*Records from a collection of figures*.
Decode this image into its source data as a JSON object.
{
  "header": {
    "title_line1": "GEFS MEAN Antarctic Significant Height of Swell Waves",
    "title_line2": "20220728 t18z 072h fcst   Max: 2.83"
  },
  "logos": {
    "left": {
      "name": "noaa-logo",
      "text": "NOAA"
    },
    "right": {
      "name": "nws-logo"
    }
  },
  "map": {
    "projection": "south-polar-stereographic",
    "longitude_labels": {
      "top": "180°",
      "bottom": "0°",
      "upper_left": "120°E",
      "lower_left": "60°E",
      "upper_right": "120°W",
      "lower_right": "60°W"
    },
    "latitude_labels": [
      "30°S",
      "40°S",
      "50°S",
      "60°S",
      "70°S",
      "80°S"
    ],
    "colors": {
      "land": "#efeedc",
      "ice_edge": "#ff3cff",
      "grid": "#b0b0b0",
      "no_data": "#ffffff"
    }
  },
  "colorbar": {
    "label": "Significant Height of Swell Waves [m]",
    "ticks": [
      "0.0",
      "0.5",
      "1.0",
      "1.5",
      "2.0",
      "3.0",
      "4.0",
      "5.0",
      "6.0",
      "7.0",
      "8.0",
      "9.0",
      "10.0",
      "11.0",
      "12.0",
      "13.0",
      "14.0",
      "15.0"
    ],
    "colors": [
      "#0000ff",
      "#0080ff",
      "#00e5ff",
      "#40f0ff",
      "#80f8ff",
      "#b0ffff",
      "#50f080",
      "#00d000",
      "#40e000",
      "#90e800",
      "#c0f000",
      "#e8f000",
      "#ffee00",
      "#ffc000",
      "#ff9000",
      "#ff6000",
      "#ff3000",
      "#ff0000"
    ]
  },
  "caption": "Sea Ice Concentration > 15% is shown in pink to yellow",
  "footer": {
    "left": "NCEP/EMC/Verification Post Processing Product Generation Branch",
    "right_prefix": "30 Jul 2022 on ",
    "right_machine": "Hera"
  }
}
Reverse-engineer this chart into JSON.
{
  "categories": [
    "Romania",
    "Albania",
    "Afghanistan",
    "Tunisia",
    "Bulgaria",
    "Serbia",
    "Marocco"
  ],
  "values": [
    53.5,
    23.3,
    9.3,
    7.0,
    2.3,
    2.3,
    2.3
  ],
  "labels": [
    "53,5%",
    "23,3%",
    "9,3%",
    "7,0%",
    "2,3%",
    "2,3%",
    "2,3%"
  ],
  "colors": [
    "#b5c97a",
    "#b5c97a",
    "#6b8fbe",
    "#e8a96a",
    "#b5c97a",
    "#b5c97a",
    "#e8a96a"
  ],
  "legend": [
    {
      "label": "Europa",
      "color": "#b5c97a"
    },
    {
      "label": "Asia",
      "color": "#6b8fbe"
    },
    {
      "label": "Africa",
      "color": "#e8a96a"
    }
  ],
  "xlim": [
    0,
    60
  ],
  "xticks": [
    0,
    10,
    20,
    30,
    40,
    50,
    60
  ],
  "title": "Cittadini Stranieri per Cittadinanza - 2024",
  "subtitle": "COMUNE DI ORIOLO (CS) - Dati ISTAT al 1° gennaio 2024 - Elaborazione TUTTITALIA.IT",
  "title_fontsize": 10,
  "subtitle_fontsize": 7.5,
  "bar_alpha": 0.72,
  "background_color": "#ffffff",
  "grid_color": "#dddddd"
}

*Your task*. List each line holding the string "into".

*Answer for this exercise*.
Decode this image into its source data as a JSON object.
Reverse-engineer this chart into JSON.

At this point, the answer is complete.